* WHAT IS REQUIRED *
An exact copy of all the data is required, with pictures left out.

(Dataset entries)
────

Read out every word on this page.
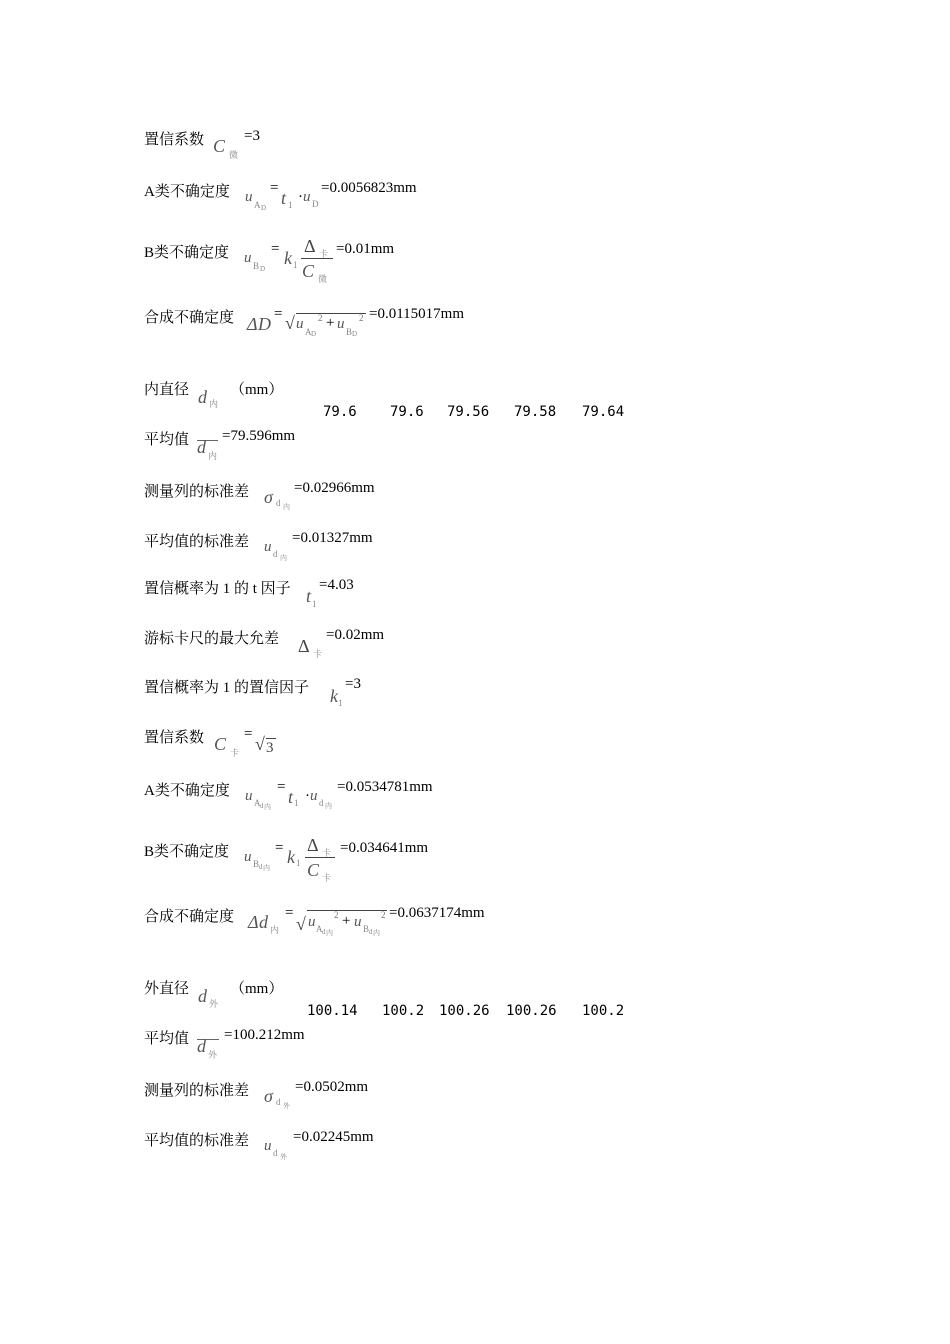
置信系数 C 微
=3
A类不确定度 u A D
= t 1 · u D
=0.0056823mm
B类不确定度 u B D
= k 1
Δ 卡
C 微
=0.01mm
合成不确定度 Δ D = √ u A D
2 + u B D
2 =0.0115017mm
内直径 d 内
（mm）
79.6 79.6 79.56 79.58 79.64
平均值 d 内
=79.596mm
测量列的标准差 σ d 内
=0.02966mm
平均值的标准差 u d 内
=0.01327mm
置信概率为 1 的 t 因子 t 1
=4.03
游标卡尺的最大允差 Δ 卡
=0.02mm
置信概率为 1 的置信因子 k 1
=3
置信系数 C 卡
= √ 3
A类不确定度 u A d 内
= t 1 · u d 内
=0.0534781mm
B类不确定度 u B d 内
= k 1
Δ 卡
C 卡
=0.034641mm
合成不确定度 Δ d 内
=
√ u A d 内
2 + u B d 内
2 =0.0637174mm
外直径 d 外
（mm）
100.14 100.2 100.26 100.26 100.2
平均值 d 外
=100.212mm
测量列的标准差 σ d 外
=0.0502mm
平均值的标准差 u d 外
=0.02245mm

────

* EXPECTED ANSWER *
Read out every word on this page.
置信系数 C 微
=3
A类不确定度 u A D
= t 1 · u D
=0.0056823mm
B类不确定度 u B D
= k 1
Δ 卡
C 微
=0.01mm
合成不确定度 Δ D = √ u A D
2 + u B D
2 =0.0115017mm
内直径 d 内
（mm）
79.6 79.6 79.56 79.58 79.64
平均值 d 内
=79.596mm
测量列的标准差 σ d 内
=0.02966mm
平均值的标准差 u d 内
=0.01327mm
置信概率为 1 的 t 因子 t 1
=4.03
游标卡尺的最大允差 Δ 卡
=0.02mm
置信概率为 1 的置信因子 k 1
=3
置信系数 C 卡
= √ 3
A类不确定度 u A d 内
= t 1 · u d 内
=0.0534781mm
B类不确定度 u B d 内
= k 1
Δ 卡
C 卡
=0.034641mm
合成不确定度 Δ d 内
=
√ u A d 内
2 + u B d 内
2 =0.0637174mm
外直径 d 外
（mm）
100.14 100.2 100.26 100.26 100.2
平均值 d 外
=100.212mm
测量列的标准差 σ d 外
=0.0502mm
平均值的标准差 u d 外
=0.02245mm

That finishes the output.